::: Task material :::
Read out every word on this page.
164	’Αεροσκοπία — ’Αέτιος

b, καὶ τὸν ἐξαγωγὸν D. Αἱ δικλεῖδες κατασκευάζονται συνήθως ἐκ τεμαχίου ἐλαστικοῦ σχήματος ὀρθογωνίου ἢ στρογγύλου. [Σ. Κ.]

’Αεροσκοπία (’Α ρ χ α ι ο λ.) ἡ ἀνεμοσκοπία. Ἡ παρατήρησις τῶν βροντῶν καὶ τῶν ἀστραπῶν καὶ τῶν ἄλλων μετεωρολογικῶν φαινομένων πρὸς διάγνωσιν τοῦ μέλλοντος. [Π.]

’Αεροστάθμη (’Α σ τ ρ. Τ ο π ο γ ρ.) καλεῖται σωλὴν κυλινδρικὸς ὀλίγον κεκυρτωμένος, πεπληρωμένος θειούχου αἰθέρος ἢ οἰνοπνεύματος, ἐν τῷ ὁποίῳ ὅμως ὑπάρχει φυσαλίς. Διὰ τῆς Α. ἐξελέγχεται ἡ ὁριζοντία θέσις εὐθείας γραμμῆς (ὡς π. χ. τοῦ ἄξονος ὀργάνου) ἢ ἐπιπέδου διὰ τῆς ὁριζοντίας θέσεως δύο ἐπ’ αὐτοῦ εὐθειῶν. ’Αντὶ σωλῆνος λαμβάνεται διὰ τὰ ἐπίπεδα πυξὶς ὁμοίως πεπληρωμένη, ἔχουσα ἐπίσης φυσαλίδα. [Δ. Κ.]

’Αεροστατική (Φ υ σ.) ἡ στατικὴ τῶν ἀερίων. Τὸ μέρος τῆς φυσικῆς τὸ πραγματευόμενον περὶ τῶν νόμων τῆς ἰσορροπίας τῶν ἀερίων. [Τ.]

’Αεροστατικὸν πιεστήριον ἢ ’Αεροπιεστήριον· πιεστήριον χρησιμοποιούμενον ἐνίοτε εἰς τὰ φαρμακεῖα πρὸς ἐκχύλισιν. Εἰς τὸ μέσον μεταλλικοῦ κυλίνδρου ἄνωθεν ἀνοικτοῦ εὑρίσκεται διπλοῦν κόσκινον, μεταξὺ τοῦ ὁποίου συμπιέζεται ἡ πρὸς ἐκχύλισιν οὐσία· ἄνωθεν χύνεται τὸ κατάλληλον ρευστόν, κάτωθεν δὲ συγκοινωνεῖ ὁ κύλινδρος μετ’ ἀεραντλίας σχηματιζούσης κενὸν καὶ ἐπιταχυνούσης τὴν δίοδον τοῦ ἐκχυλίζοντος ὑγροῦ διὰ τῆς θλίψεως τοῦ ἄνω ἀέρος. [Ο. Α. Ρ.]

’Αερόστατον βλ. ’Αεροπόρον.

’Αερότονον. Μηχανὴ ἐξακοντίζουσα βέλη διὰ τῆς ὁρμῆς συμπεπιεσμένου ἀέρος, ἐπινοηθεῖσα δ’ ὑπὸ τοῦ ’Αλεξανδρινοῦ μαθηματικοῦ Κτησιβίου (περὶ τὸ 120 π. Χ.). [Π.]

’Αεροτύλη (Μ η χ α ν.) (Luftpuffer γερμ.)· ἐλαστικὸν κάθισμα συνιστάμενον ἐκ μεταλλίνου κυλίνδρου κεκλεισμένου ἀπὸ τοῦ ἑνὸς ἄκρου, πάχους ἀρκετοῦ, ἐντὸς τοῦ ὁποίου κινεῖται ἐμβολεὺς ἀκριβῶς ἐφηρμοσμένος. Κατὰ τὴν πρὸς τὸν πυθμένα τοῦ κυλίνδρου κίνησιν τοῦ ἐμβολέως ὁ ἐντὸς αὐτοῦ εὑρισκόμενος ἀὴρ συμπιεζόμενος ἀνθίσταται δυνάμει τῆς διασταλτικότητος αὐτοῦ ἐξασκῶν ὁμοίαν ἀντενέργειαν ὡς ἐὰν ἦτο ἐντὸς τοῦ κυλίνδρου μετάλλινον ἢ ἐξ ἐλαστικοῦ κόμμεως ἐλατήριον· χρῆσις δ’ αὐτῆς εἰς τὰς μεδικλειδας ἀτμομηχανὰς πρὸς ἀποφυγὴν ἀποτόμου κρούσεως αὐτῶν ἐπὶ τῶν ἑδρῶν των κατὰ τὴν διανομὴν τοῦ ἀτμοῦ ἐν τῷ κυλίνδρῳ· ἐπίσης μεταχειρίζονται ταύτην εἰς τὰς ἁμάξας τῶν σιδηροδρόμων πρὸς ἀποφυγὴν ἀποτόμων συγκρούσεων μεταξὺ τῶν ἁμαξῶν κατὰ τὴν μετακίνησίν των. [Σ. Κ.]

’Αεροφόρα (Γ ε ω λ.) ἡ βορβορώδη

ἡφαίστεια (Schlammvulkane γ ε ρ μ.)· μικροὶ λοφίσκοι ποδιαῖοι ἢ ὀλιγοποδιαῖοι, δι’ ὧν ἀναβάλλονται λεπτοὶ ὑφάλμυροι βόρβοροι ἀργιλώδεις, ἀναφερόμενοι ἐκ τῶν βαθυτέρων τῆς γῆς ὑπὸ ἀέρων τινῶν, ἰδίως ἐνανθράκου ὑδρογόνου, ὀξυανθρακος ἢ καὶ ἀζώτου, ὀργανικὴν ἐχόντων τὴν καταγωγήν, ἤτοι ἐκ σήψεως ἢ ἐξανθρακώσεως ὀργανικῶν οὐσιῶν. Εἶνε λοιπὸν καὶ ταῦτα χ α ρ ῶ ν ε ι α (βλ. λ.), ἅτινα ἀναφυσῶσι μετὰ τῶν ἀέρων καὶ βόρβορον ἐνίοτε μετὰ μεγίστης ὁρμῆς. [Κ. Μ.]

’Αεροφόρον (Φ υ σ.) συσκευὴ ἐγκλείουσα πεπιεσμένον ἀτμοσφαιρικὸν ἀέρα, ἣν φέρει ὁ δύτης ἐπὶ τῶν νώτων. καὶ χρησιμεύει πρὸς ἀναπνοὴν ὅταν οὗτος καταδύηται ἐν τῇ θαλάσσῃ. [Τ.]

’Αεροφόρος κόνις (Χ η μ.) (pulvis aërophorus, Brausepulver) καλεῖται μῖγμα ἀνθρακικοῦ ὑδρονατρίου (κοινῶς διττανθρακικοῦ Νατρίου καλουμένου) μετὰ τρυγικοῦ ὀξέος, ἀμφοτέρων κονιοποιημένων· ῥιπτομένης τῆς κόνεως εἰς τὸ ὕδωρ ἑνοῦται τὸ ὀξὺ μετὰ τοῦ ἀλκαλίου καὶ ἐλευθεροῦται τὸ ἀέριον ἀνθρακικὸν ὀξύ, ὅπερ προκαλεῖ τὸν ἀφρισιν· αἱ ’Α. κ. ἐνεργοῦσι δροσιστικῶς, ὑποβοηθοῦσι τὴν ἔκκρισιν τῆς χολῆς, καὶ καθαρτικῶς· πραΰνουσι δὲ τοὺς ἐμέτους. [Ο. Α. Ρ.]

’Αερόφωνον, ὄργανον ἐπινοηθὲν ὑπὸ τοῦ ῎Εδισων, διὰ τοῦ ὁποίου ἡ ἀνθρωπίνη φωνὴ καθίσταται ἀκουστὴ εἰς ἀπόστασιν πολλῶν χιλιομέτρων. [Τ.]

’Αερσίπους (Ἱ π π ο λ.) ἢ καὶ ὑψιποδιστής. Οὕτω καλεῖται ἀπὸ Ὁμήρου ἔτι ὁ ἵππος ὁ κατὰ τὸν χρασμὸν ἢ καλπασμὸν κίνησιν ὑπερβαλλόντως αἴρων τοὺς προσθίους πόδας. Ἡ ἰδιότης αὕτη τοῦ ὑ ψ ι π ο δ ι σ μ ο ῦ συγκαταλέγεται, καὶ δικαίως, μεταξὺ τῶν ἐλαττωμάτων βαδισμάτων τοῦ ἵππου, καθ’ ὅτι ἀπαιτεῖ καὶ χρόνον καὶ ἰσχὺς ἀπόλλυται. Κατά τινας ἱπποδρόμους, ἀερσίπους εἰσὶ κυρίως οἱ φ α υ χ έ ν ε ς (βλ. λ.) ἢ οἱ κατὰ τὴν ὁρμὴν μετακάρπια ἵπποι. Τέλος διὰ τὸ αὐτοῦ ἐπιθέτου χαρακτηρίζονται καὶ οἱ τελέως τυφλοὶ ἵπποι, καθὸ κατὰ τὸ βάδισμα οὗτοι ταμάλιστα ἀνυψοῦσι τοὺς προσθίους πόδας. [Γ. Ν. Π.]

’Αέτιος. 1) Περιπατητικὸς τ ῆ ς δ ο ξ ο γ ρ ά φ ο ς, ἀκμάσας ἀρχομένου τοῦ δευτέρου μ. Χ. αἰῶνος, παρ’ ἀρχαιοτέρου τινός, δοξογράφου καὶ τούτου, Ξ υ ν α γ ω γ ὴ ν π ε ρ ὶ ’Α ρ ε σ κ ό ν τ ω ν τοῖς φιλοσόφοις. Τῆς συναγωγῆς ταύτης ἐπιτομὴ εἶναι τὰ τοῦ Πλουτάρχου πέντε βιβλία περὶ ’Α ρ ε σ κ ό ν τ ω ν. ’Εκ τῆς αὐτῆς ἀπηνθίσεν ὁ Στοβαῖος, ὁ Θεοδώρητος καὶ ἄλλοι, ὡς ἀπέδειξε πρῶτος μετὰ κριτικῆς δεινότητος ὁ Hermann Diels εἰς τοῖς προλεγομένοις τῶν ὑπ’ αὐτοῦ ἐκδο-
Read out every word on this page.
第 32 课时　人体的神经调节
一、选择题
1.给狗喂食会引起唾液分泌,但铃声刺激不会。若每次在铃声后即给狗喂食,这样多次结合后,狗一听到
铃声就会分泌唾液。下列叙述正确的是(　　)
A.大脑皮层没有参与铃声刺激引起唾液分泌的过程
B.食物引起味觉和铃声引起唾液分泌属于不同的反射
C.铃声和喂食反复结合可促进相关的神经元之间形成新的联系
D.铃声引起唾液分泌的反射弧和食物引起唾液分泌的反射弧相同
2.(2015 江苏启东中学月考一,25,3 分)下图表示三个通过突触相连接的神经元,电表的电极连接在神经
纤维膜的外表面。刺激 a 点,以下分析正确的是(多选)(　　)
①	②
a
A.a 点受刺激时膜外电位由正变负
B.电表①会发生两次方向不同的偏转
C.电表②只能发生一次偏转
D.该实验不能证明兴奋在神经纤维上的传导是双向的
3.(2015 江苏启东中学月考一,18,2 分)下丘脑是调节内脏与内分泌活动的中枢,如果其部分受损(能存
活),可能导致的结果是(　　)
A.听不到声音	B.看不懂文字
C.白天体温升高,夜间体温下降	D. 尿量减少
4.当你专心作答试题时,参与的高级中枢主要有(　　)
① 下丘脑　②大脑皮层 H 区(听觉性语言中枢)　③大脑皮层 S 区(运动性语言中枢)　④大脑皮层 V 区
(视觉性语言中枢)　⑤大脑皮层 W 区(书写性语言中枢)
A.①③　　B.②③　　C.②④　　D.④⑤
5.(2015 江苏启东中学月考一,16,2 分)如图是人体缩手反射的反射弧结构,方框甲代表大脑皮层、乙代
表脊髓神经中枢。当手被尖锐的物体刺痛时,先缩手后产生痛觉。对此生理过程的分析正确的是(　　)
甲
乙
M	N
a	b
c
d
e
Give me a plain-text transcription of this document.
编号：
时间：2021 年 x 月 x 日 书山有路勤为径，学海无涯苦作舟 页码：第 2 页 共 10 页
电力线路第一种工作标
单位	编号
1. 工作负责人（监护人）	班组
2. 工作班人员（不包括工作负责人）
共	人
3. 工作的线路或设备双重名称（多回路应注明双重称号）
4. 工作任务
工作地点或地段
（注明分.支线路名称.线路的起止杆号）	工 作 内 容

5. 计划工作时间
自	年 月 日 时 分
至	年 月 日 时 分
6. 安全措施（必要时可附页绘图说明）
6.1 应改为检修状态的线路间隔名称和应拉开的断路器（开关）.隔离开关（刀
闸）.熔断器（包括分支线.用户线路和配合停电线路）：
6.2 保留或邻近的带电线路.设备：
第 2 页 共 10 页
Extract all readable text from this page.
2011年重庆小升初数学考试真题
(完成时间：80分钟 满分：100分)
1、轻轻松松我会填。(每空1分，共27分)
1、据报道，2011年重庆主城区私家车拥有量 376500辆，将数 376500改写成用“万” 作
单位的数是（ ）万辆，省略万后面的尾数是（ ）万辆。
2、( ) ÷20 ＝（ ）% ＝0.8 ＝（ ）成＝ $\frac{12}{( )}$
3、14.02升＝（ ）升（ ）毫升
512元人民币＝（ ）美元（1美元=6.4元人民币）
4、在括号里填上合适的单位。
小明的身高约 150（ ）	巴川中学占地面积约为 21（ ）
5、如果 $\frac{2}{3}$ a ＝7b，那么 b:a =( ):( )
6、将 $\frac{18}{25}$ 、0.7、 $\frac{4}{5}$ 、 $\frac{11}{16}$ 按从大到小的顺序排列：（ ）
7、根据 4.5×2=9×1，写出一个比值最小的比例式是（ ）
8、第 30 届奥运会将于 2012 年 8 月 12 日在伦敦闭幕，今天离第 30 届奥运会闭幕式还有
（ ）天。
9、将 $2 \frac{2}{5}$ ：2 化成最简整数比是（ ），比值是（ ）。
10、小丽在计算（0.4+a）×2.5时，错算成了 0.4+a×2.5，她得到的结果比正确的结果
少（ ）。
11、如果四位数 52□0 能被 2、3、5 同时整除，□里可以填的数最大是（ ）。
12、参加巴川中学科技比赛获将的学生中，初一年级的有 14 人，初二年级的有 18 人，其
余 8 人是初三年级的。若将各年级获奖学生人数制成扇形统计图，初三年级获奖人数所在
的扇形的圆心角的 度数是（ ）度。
:::
> [Goal of the exercise]: Where a line holds "text", copy that line.

> [Solution to this problem]:
Give me a plain-text transcription of this document.
Extract all readable text from this page.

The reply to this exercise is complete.